_GIVEN INSTRUCTION:_
Scan the material below for the string "document", and copy every line where it shows up.

_Data entries:_
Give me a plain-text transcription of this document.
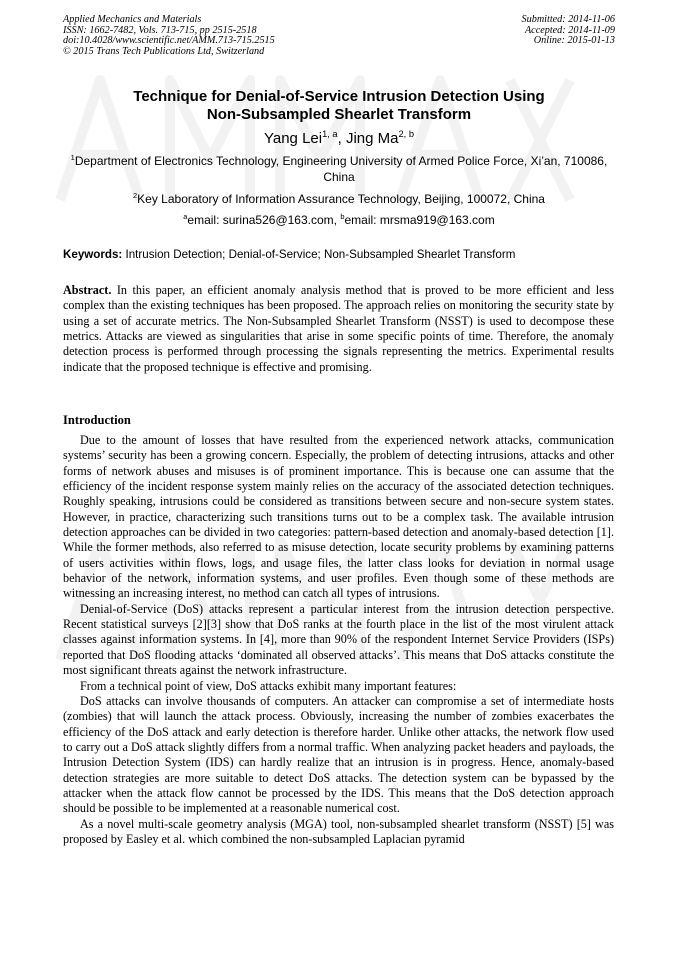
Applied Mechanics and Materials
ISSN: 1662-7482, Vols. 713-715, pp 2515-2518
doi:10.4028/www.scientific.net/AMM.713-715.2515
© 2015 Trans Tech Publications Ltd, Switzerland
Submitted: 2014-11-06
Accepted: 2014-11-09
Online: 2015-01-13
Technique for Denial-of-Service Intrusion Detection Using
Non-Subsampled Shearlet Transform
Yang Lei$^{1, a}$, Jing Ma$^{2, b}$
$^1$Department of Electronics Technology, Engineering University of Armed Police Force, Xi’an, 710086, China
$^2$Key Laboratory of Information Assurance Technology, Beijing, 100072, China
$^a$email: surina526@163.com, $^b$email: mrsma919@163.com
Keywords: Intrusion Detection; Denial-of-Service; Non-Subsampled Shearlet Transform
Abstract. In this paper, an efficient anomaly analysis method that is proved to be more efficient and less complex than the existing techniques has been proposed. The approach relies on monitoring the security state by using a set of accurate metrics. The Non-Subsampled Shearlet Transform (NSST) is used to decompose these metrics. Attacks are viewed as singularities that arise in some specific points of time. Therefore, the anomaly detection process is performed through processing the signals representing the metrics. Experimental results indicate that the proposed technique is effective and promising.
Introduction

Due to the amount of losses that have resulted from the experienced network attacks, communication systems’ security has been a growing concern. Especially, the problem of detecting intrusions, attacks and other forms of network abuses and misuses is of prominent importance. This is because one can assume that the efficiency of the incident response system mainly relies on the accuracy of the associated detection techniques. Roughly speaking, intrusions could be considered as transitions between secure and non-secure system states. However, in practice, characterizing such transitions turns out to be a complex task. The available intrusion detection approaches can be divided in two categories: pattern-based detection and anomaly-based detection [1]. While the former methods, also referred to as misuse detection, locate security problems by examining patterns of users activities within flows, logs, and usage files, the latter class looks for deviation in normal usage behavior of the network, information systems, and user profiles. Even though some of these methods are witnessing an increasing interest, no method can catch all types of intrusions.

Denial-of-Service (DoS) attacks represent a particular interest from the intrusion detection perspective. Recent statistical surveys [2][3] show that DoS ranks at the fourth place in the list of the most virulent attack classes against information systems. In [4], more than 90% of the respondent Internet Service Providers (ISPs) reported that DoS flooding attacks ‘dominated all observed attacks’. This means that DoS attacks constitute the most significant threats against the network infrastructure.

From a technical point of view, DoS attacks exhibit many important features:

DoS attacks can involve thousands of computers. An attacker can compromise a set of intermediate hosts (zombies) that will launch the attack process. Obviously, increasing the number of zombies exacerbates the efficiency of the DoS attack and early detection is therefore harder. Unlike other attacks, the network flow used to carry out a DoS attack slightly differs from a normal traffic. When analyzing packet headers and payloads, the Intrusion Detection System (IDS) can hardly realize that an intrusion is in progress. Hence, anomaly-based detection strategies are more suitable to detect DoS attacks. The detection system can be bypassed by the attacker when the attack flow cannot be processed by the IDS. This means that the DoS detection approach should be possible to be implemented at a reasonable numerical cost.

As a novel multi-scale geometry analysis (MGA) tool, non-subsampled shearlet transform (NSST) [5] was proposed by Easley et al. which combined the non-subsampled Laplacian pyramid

* * *

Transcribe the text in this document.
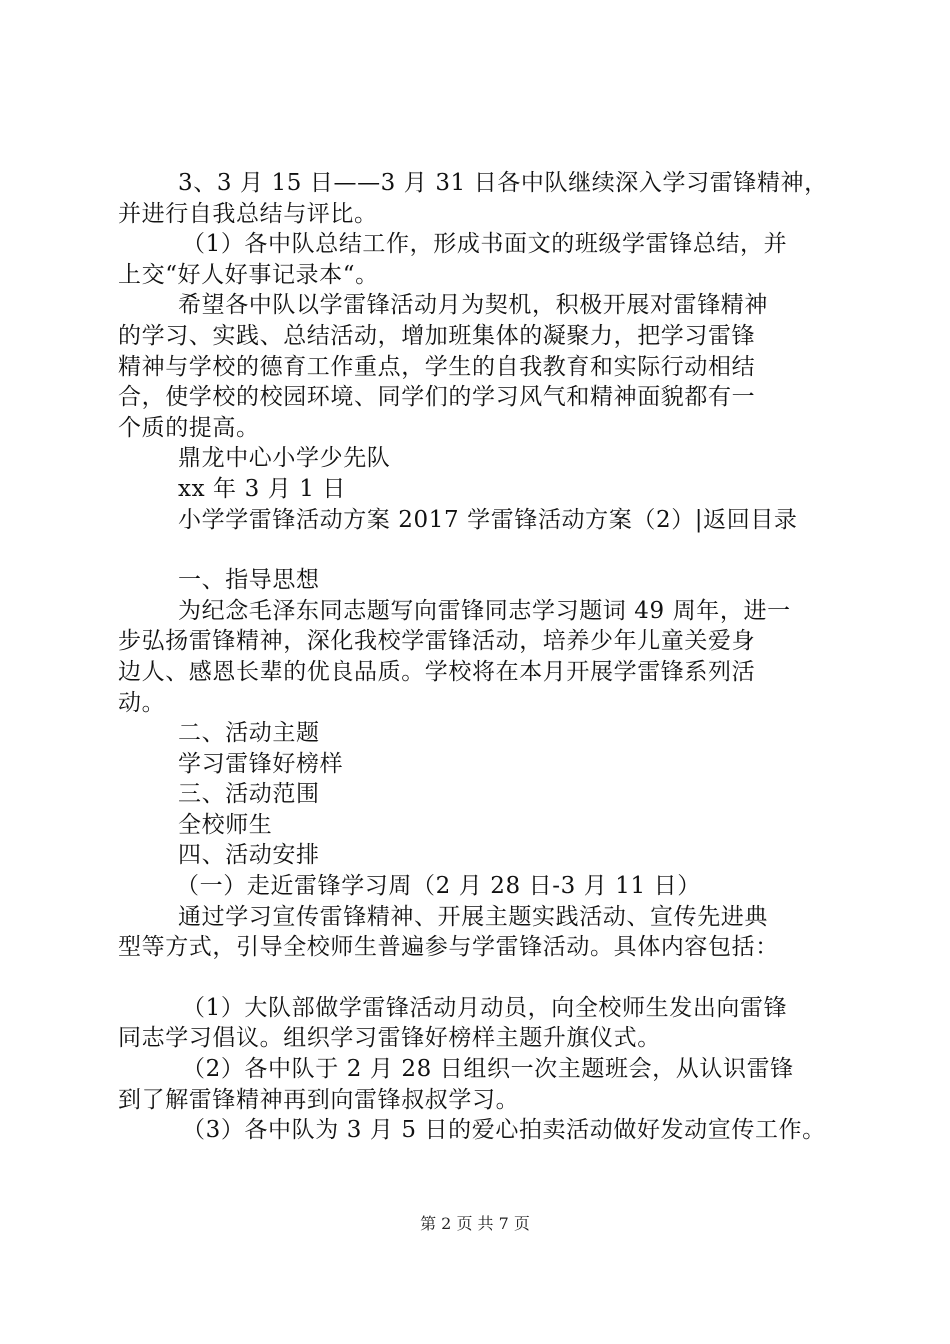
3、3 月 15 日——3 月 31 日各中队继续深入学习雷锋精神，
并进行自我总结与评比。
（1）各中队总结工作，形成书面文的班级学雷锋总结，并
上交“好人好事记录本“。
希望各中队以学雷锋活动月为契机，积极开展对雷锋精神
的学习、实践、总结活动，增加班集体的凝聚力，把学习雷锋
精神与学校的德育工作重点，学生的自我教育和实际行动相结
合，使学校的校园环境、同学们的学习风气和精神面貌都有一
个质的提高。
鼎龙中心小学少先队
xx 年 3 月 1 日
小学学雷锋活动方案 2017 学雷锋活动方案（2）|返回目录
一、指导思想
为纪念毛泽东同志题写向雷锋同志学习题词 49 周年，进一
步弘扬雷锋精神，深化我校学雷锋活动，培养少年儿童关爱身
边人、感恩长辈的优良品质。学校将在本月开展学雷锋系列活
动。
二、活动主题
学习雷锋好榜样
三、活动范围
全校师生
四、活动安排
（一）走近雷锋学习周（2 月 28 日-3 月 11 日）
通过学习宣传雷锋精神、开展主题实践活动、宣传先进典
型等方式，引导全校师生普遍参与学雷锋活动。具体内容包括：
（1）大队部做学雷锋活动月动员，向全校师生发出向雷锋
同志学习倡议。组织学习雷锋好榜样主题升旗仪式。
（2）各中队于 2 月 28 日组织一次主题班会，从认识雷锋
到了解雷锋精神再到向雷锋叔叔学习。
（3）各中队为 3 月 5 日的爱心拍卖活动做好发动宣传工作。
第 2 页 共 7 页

...

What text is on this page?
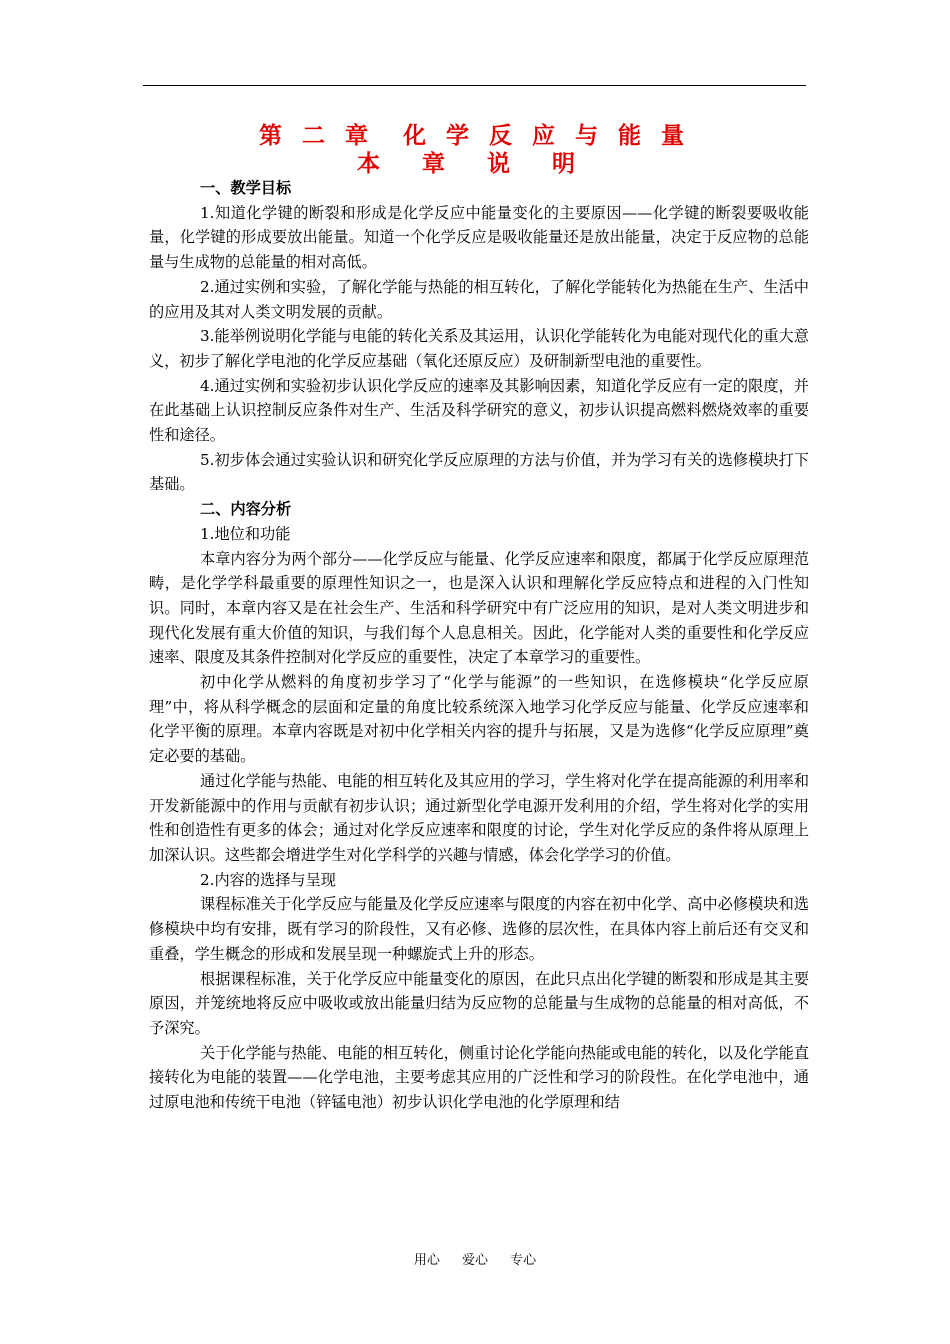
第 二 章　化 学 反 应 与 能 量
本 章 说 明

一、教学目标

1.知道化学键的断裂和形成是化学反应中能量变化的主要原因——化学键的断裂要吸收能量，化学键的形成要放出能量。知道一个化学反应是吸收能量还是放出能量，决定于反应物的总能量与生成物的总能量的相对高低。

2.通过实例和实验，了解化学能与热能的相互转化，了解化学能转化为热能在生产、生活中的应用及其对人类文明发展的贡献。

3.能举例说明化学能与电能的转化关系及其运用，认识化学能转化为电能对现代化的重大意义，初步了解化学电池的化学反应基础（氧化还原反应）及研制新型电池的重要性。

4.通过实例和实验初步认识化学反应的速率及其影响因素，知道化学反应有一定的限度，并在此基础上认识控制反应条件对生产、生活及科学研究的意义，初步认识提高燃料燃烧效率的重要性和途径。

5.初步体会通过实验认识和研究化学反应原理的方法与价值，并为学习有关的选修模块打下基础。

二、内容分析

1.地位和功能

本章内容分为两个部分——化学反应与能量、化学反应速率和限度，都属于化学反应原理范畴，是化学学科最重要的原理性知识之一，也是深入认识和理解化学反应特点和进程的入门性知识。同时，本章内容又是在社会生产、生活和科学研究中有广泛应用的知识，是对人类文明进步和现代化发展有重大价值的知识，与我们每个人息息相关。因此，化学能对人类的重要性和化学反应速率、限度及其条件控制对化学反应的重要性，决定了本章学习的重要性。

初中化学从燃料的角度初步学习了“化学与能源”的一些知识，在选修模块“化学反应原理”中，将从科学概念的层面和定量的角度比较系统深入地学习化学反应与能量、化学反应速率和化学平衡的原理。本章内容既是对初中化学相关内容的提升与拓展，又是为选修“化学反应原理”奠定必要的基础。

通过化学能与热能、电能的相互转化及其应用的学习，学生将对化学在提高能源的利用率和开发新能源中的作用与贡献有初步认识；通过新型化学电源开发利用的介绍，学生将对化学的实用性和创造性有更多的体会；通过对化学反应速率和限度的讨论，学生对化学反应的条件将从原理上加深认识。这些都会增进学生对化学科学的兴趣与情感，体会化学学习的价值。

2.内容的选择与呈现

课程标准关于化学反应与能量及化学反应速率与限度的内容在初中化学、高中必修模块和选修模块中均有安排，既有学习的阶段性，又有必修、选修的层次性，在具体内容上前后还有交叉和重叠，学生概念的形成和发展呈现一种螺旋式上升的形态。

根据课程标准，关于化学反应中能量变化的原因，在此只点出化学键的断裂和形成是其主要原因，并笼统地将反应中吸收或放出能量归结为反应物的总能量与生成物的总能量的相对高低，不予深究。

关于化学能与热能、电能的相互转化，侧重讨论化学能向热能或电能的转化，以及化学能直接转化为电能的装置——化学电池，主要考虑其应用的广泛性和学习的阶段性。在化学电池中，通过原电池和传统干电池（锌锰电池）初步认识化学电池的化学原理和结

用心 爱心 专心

_ANSWER TO THE TASK:_
Give me a plain-text transcription of this document.
Transcribe the text in this document.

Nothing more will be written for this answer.